*INSTRUCTION:*
Copy the entries below exactly. Images do not belong in the copy.

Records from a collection
_ _ _

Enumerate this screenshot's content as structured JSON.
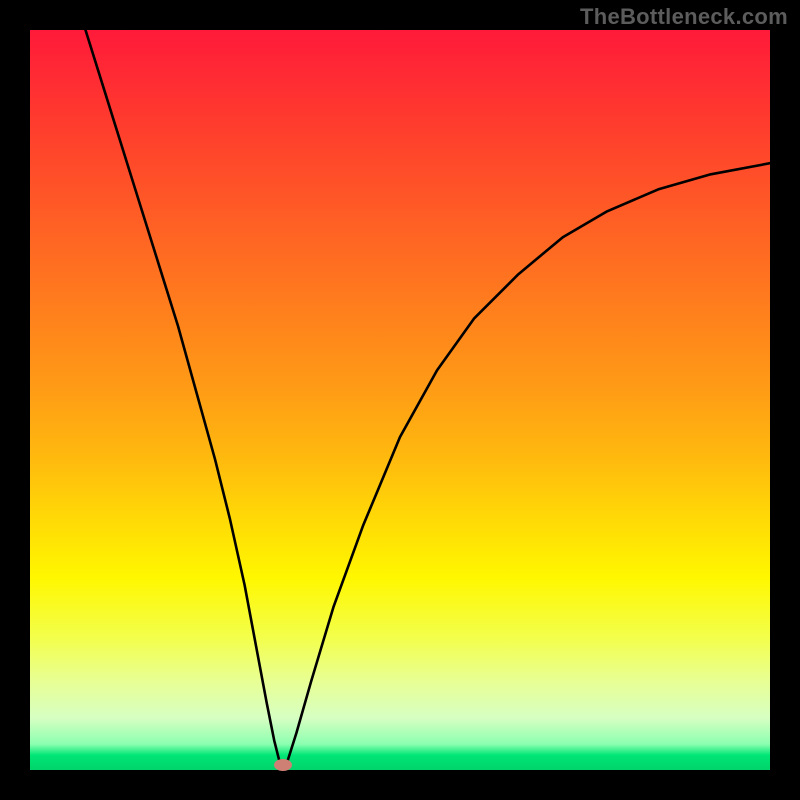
{
  "watermark": "TheBottleneck.com",
  "chart_data": {
    "type": "line",
    "title": "",
    "xlabel": "",
    "ylabel": "",
    "xlim": [
      0,
      100
    ],
    "ylim": [
      0,
      100
    ],
    "grid": false,
    "legend": false,
    "curve_points_pct": [
      [
        7.5,
        100
      ],
      [
        10,
        92
      ],
      [
        12.5,
        84
      ],
      [
        15,
        76
      ],
      [
        17.5,
        68
      ],
      [
        20,
        60
      ],
      [
        22.5,
        51
      ],
      [
        25,
        42
      ],
      [
        27,
        34
      ],
      [
        29,
        25
      ],
      [
        30.5,
        17
      ],
      [
        32,
        9
      ],
      [
        33,
        4
      ],
      [
        33.7,
        1.2
      ],
      [
        34.2,
        0.2
      ],
      [
        34.8,
        1.2
      ],
      [
        36,
        5
      ],
      [
        38,
        12
      ],
      [
        41,
        22
      ],
      [
        45,
        33
      ],
      [
        50,
        45
      ],
      [
        55,
        54
      ],
      [
        60,
        61
      ],
      [
        66,
        67
      ],
      [
        72,
        72
      ],
      [
        78,
        75.5
      ],
      [
        85,
        78.5
      ],
      [
        92,
        80.5
      ],
      [
        100,
        82
      ]
    ],
    "marker_pct": {
      "x": 34.2,
      "y": 0.7
    },
    "gradient_stops": [
      {
        "pct": 0,
        "color": "#ff1a3a"
      },
      {
        "pct": 48,
        "color": "#ff9a16"
      },
      {
        "pct": 74,
        "color": "#fff700"
      },
      {
        "pct": 96.5,
        "color": "#8cffb0"
      },
      {
        "pct": 100,
        "color": "#00d36a"
      }
    ]
  }
}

_ _ _

*TASK ANSWER:*
Enumerate this screenshot's content as structured JSON.
{
  "watermark": "TheBottleneck.com",
  "chart_data": {
    "type": "line",
    "title": "",
    "xlabel": "",
    "ylabel": "",
    "xlim": [
      0,
      100
    ],
    "ylim": [
      0,
      100
    ],
    "grid": false,
    "legend": false,
    "curve_points_pct": [
      [
        7.5,
        100
      ],
      [
        10,
        92
      ],
      [
        12.5,
        84
      ],
      [
        15,
        76
      ],
      [
        17.5,
        68
      ],
      [
        20,
        60
      ],
      [
        22.5,
        51
      ],
      [
        25,
        42
      ],
      [
        27,
        34
      ],
      [
        29,
        25
      ],
      [
        30.5,
        17
      ],
      [
        32,
        9
      ],
      [
        33,
        4
      ],
      [
        33.7,
        1.2
      ],
      [
        34.2,
        0.2
      ],
      [
        34.8,
        1.2
      ],
      [
        36,
        5
      ],
      [
        38,
        12
      ],
      [
        41,
        22
      ],
      [
        45,
        33
      ],
      [
        50,
        45
      ],
      [
        55,
        54
      ],
      [
        60,
        61
      ],
      [
        66,
        67
      ],
      [
        72,
        72
      ],
      [
        78,
        75.5
      ],
      [
        85,
        78.5
      ],
      [
        92,
        80.5
      ],
      [
        100,
        82
      ]
    ],
    "marker_pct": {
      "x": 34.2,
      "y": 0.7
    },
    "gradient_stops": [
      {
        "pct": 0,
        "color": "#ff1a3a"
      },
      {
        "pct": 48,
        "color": "#ff9a16"
      },
      {
        "pct": 74,
        "color": "#fff700"
      },
      {
        "pct": 96.5,
        "color": "#8cffb0"
      },
      {
        "pct": 100,
        "color": "#00d36a"
      }
    ]
  }
}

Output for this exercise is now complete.